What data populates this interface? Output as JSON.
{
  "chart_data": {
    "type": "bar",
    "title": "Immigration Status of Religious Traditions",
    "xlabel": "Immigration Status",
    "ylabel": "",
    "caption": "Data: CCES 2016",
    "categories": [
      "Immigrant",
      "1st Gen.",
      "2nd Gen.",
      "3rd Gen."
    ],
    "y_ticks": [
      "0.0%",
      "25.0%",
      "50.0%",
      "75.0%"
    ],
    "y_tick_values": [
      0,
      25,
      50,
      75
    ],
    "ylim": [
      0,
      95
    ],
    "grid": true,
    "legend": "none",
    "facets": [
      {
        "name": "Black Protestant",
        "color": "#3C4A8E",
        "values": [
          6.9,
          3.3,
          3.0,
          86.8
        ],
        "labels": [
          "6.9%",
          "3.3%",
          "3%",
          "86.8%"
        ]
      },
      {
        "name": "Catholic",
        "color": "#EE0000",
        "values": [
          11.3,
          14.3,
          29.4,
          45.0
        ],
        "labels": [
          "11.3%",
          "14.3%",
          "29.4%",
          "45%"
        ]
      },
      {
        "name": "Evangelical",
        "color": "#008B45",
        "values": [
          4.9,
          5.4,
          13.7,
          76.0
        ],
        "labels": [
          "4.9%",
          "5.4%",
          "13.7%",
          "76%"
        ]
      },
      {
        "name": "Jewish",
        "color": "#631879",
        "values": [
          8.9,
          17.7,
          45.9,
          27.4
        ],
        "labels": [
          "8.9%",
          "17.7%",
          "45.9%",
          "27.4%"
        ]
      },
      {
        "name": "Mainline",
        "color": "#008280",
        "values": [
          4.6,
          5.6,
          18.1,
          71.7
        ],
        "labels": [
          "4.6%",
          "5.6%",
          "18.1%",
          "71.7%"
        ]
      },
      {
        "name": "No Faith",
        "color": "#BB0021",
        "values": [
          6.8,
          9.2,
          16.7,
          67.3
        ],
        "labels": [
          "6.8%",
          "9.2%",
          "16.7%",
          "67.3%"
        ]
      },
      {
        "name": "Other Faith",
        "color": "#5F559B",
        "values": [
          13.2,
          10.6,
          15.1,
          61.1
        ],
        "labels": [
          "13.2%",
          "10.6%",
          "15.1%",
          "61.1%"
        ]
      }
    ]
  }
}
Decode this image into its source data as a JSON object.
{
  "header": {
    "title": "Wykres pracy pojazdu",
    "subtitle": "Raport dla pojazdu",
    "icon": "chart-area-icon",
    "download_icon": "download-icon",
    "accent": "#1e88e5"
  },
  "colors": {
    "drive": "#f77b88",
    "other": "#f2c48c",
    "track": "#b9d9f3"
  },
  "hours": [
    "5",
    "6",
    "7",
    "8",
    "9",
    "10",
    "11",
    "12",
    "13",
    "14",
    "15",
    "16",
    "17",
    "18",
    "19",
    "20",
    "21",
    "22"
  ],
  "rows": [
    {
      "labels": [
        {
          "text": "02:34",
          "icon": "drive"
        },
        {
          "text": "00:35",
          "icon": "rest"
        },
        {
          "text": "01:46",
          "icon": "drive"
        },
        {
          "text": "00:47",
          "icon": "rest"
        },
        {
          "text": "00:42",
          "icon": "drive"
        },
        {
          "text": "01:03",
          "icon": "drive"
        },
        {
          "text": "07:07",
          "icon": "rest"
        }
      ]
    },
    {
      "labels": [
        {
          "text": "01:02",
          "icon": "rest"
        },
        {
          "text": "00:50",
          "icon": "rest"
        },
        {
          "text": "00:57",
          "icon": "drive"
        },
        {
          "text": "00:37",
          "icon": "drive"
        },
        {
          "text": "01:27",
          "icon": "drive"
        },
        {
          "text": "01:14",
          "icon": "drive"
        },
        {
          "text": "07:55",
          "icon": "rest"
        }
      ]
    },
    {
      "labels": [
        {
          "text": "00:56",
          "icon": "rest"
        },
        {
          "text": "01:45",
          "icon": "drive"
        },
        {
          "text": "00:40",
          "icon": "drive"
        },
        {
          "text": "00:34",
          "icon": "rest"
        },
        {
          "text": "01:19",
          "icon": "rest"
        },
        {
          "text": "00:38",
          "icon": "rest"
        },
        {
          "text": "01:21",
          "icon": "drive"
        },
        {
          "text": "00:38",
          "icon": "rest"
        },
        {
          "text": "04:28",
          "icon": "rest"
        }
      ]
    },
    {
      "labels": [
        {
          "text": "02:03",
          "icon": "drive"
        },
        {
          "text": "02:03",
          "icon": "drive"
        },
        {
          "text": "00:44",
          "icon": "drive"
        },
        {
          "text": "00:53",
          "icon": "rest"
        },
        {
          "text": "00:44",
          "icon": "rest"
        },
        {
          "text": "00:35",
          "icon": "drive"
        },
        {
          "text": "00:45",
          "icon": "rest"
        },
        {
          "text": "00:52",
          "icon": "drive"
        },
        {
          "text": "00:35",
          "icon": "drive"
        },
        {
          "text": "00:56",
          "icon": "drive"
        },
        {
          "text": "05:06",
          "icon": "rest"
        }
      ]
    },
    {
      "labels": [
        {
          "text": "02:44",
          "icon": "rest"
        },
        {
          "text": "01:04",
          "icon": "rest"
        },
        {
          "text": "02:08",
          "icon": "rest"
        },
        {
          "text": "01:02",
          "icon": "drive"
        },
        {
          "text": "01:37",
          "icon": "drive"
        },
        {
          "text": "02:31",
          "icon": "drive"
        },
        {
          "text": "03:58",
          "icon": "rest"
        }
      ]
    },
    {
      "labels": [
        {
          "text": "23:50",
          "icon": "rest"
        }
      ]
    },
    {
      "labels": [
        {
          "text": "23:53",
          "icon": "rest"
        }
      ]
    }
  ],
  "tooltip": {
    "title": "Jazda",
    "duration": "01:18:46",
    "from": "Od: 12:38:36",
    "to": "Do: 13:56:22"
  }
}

+---+

• [GOAL]: Please quote every record above exactly as it appears.

• [CORRECT ANSWER]:
What data populates this interface? Output as JSON.
{
  "chart_data": {
    "type": "bar",
    "title": "Immigration Status of Religious Traditions",
    "xlabel": "Immigration Status",
    "ylabel": "",
    "caption": "Data: CCES 2016",
    "categories": [
      "Immigrant",
      "1st Gen.",
      "2nd Gen.",
      "3rd Gen."
    ],
    "y_ticks": [
      "0.0%",
      "25.0%",
      "50.0%",
      "75.0%"
    ],
    "y_tick_values": [
      0,
      25,
      50,
      75
    ],
    "ylim": [
      0,
      95
    ],
    "grid": true,
    "legend": "none",
    "facets": [
      {
        "name": "Black Protestant",
        "color": "#3C4A8E",
        "values": [
          6.9,
          3.3,
          3.0,
          86.8
        ],
        "labels": [
          "6.9%",
          "3.3%",
          "3%",
          "86.8%"
        ]
      },
      {
        "name": "Catholic",
        "color": "#EE0000",
        "values": [
          11.3,
          14.3,
          29.4,
          45.0
        ],
        "labels": [
          "11.3%",
          "14.3%",
          "29.4%",
          "45%"
        ]
      },
      {
        "name": "Evangelical",
        "color": "#008B45",
        "values": [
          4.9,
          5.4,
          13.7,
          76.0
        ],
        "labels": [
          "4.9%",
          "5.4%",
          "13.7%",
          "76%"
        ]
      },
      {
        "name": "Jewish",
        "color": "#631879",
        "values": [
          8.9,
          17.7,
          45.9,
          27.4
        ],
        "labels": [
          "8.9%",
          "17.7%",
          "45.9%",
          "27.4%"
        ]
      },
      {
        "name": "Mainline",
        "color": "#008280",
        "values": [
          4.6,
          5.6,
          18.1,
          71.7
        ],
        "labels": [
          "4.6%",
          "5.6%",
          "18.1%",
          "71.7%"
        ]
      },
      {
        "name": "No Faith",
        "color": "#BB0021",
        "values": [
          6.8,
          9.2,
          16.7,
          67.3
        ],
        "labels": [
          "6.8%",
          "9.2%",
          "16.7%",
          "67.3%"
        ]
      },
      {
        "name": "Other Faith",
        "color": "#5F559B",
        "values": [
          13.2,
          10.6,
          15.1,
          61.1
        ],
        "labels": [
          "13.2%",
          "10.6%",
          "15.1%",
          "61.1%"
        ]
      }
    ]
  }
}
Decode this image into its source data as a JSON object.
{
  "header": {
    "title": "Wykres pracy pojazdu",
    "subtitle": "Raport dla pojazdu",
    "icon": "chart-area-icon",
    "download_icon": "download-icon",
    "accent": "#1e88e5"
  },
  "colors": {
    "drive": "#f77b88",
    "other": "#f2c48c",
    "track": "#b9d9f3"
  },
  "hours": [
    "5",
    "6",
    "7",
    "8",
    "9",
    "10",
    "11",
    "12",
    "13",
    "14",
    "15",
    "16",
    "17",
    "18",
    "19",
    "20",
    "21",
    "22"
  ],
  "rows": [
    {
      "labels": [
        {
          "text": "02:34",
          "icon": "drive"
        },
        {
          "text": "00:35",
          "icon": "rest"
        },
        {
          "text": "01:46",
          "icon": "drive"
        },
        {
          "text": "00:47",
          "icon": "rest"
        },
        {
          "text": "00:42",
          "icon": "drive"
        },
        {
          "text": "01:03",
          "icon": "drive"
        },
        {
          "text": "07:07",
          "icon": "rest"
        }
      ]
    },
    {
      "labels": [
        {
          "text": "01:02",
          "icon": "rest"
        },
        {
          "text": "00:50",
          "icon": "rest"
        },
        {
          "text": "00:57",
          "icon": "drive"
        },
        {
          "text": "00:37",
          "icon": "drive"
        },
        {
          "text": "01:27",
          "icon": "drive"
        },
        {
          "text": "01:14",
          "icon": "drive"
        },
        {
          "text": "07:55",
          "icon": "rest"
        }
      ]
    },
    {
      "labels": [
        {
          "text": "00:56",
          "icon": "rest"
        },
        {
          "text": "01:45",
          "icon": "drive"
        },
        {
          "text": "00:40",
          "icon": "drive"
        },
        {
          "text": "00:34",
          "icon": "rest"
        },
        {
          "text": "01:19",
          "icon": "rest"
        },
        {
          "text": "00:38",
          "icon": "rest"
        },
        {
          "text": "01:21",
          "icon": "drive"
        },
        {
          "text": "00:38",
          "icon": "rest"
        },
        {
          "text": "04:28",
          "icon": "rest"
        }
      ]
    },
    {
      "labels": [
        {
          "text": "02:03",
          "icon": "drive"
        },
        {
          "text": "02:03",
          "icon": "drive"
        },
        {
          "text": "00:44",
          "icon": "drive"
        },
        {
          "text": "00:53",
          "icon": "rest"
        },
        {
          "text": "00:44",
          "icon": "rest"
        },
        {
          "text": "00:35",
          "icon": "drive"
        },
        {
          "text": "00:45",
          "icon": "rest"
        },
        {
          "text": "00:52",
          "icon": "drive"
        },
        {
          "text": "00:35",
          "icon": "drive"
        },
        {
          "text": "00:56",
          "icon": "drive"
        },
        {
          "text": "05:06",
          "icon": "rest"
        }
      ]
    },
    {
      "labels": [
        {
          "text": "02:44",
          "icon": "rest"
        },
        {
          "text": "01:04",
          "icon": "rest"
        },
        {
          "text": "02:08",
          "icon": "rest"
        },
        {
          "text": "01:02",
          "icon": "drive"
        },
        {
          "text": "01:37",
          "icon": "drive"
        },
        {
          "text": "02:31",
          "icon": "drive"
        },
        {
          "text": "03:58",
          "icon": "rest"
        }
      ]
    },
    {
      "labels": [
        {
          "text": "23:50",
          "icon": "rest"
        }
      ]
    },
    {
      "labels": [
        {
          "text": "23:53",
          "icon": "rest"
        }
      ]
    }
  ],
  "tooltip": {
    "title": "Jazda",
    "duration": "01:18:46",
    "from": "Od: 12:38:36",
    "to": "Do: 13:56:22"
  }
}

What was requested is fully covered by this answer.